## [Exercise]
Count how many lines include "ball" and answer with that number only.

## [Supplied data]
○ ○ ○ ○ ○
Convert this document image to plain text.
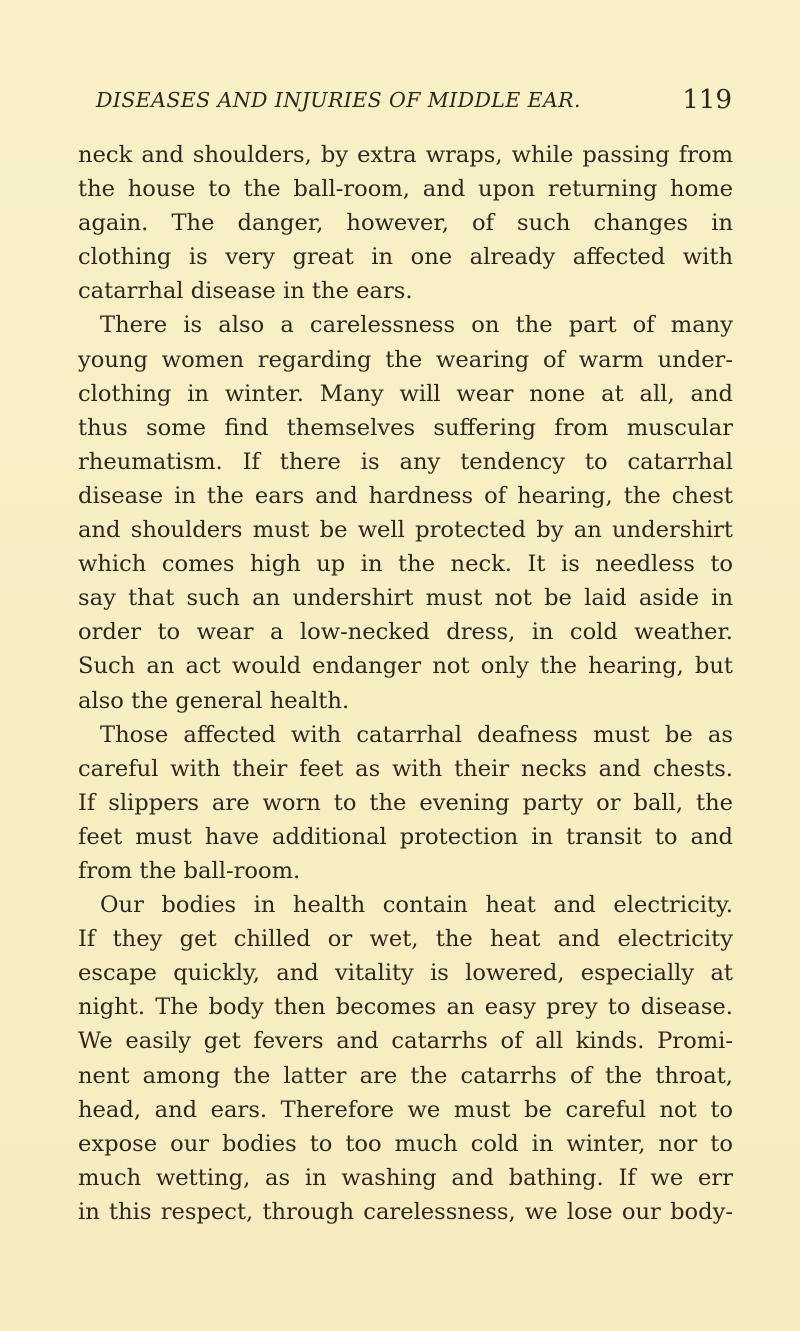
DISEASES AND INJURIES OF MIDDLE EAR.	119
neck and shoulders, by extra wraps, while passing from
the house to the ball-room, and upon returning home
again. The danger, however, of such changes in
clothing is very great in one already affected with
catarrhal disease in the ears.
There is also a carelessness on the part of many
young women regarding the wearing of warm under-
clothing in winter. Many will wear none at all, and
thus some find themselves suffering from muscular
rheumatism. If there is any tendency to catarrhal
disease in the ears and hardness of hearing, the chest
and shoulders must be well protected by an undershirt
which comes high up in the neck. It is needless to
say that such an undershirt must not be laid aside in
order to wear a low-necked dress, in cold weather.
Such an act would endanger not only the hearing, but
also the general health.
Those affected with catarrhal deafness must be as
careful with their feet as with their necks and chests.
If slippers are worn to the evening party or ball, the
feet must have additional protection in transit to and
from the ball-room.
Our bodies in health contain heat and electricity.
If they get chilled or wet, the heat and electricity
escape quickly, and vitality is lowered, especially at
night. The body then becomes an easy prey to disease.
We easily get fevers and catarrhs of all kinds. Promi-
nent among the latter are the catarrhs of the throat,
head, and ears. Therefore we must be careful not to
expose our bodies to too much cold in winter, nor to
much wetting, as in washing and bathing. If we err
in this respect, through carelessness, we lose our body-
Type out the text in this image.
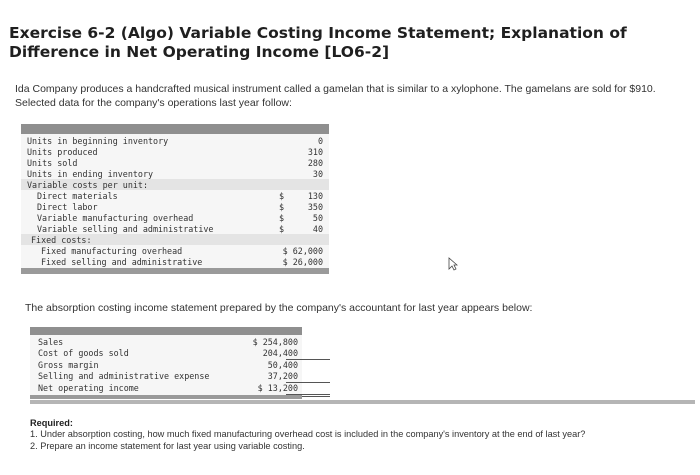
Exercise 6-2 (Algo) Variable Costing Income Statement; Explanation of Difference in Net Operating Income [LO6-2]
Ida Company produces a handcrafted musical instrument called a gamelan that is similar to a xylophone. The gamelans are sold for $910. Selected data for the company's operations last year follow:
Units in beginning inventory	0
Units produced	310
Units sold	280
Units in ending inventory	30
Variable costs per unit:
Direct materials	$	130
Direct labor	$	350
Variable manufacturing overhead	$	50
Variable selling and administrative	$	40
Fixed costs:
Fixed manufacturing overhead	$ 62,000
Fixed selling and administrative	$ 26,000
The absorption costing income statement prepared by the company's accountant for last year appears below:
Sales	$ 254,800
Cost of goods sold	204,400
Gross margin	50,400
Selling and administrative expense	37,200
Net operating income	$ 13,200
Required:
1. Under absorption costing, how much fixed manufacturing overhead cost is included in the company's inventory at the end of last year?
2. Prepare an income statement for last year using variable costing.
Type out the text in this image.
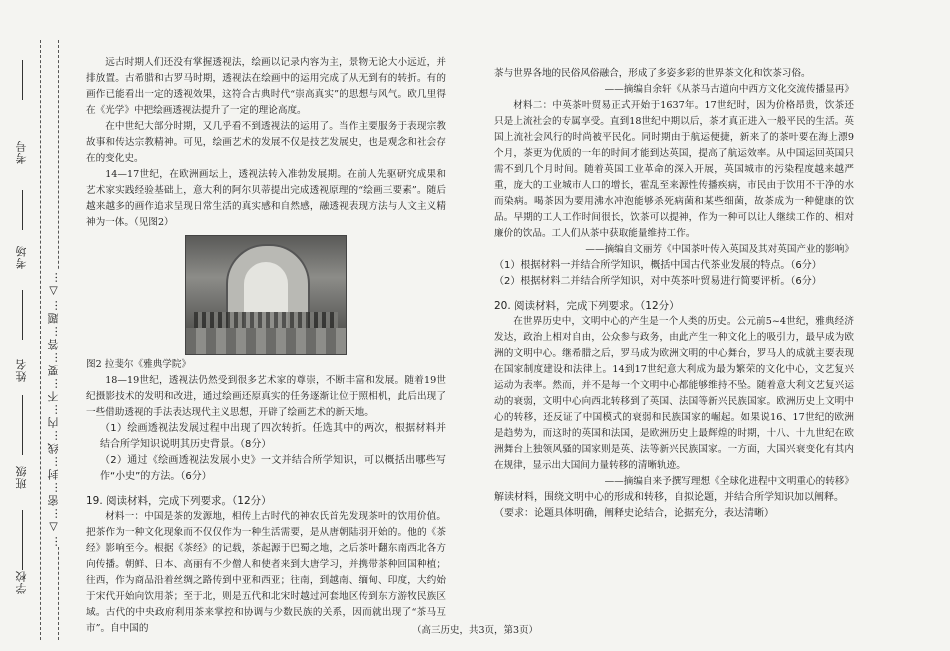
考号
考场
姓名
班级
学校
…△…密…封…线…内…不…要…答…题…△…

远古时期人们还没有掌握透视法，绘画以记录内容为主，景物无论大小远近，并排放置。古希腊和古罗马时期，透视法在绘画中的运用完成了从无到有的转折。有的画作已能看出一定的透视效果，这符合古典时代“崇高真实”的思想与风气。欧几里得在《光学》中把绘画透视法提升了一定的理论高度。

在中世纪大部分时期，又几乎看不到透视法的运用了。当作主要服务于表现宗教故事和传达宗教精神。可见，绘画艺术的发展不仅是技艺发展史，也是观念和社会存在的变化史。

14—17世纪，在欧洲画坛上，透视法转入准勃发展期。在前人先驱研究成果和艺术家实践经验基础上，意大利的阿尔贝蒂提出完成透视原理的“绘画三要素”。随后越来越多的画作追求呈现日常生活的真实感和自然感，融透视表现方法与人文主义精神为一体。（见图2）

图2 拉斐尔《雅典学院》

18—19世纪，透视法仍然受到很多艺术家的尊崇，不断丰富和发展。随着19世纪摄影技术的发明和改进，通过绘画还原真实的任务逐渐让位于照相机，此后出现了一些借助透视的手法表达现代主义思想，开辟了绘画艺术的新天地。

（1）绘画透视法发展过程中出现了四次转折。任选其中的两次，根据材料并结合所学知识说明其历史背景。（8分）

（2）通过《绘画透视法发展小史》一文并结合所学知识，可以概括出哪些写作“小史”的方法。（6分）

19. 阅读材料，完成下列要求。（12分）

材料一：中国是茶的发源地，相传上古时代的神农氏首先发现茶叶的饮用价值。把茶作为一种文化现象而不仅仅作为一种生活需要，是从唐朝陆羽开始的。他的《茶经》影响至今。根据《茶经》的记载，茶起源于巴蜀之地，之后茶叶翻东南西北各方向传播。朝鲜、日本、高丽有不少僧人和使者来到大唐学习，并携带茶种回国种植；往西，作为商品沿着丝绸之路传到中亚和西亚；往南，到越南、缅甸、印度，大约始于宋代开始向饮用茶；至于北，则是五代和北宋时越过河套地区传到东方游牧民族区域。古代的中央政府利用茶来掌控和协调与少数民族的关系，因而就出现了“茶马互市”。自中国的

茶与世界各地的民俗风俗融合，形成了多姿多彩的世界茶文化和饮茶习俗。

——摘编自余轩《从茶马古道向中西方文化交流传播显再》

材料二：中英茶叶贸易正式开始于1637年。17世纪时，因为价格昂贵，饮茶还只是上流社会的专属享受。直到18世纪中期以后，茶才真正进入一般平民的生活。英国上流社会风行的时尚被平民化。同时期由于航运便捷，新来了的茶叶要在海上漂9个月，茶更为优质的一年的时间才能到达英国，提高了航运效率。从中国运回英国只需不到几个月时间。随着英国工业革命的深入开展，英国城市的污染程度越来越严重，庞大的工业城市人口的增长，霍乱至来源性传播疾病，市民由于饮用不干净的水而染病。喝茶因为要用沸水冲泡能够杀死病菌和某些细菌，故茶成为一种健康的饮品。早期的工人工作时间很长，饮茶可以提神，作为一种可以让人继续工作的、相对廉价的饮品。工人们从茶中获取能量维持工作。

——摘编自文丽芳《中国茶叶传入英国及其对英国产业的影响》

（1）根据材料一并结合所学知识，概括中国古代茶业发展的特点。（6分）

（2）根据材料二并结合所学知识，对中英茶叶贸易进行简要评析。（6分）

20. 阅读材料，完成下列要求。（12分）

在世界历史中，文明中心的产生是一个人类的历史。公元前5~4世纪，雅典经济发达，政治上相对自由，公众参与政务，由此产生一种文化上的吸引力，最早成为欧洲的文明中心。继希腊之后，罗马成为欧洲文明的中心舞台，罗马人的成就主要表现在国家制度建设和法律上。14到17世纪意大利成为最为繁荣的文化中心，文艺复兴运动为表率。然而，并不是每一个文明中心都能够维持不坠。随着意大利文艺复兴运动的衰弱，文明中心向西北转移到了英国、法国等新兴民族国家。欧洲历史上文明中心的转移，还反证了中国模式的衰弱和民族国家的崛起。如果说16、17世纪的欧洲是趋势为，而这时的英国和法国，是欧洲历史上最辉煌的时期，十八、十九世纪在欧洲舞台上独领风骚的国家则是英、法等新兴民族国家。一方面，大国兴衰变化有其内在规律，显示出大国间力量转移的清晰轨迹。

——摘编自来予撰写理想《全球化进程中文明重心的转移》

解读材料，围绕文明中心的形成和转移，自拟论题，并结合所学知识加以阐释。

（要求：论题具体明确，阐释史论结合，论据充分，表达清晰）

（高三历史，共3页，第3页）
○ ○ ○ ○ ○
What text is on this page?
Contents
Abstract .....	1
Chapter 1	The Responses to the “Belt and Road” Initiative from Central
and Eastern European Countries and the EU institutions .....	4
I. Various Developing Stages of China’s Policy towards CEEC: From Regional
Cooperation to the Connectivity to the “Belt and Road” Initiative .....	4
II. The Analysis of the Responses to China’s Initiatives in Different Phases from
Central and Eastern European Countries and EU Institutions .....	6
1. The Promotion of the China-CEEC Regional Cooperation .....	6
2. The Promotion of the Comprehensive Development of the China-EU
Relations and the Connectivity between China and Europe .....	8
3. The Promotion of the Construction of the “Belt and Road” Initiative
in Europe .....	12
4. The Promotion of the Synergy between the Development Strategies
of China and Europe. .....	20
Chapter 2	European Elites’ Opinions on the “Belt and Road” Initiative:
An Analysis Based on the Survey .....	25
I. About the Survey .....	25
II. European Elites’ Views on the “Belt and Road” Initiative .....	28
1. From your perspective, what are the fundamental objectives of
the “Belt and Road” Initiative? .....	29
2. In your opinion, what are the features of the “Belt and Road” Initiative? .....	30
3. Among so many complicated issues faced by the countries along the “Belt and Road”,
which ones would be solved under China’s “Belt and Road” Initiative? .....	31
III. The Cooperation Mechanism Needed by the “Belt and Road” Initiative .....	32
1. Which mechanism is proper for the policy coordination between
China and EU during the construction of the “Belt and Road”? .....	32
○ ○ ○ ○ ○
## [The response]
3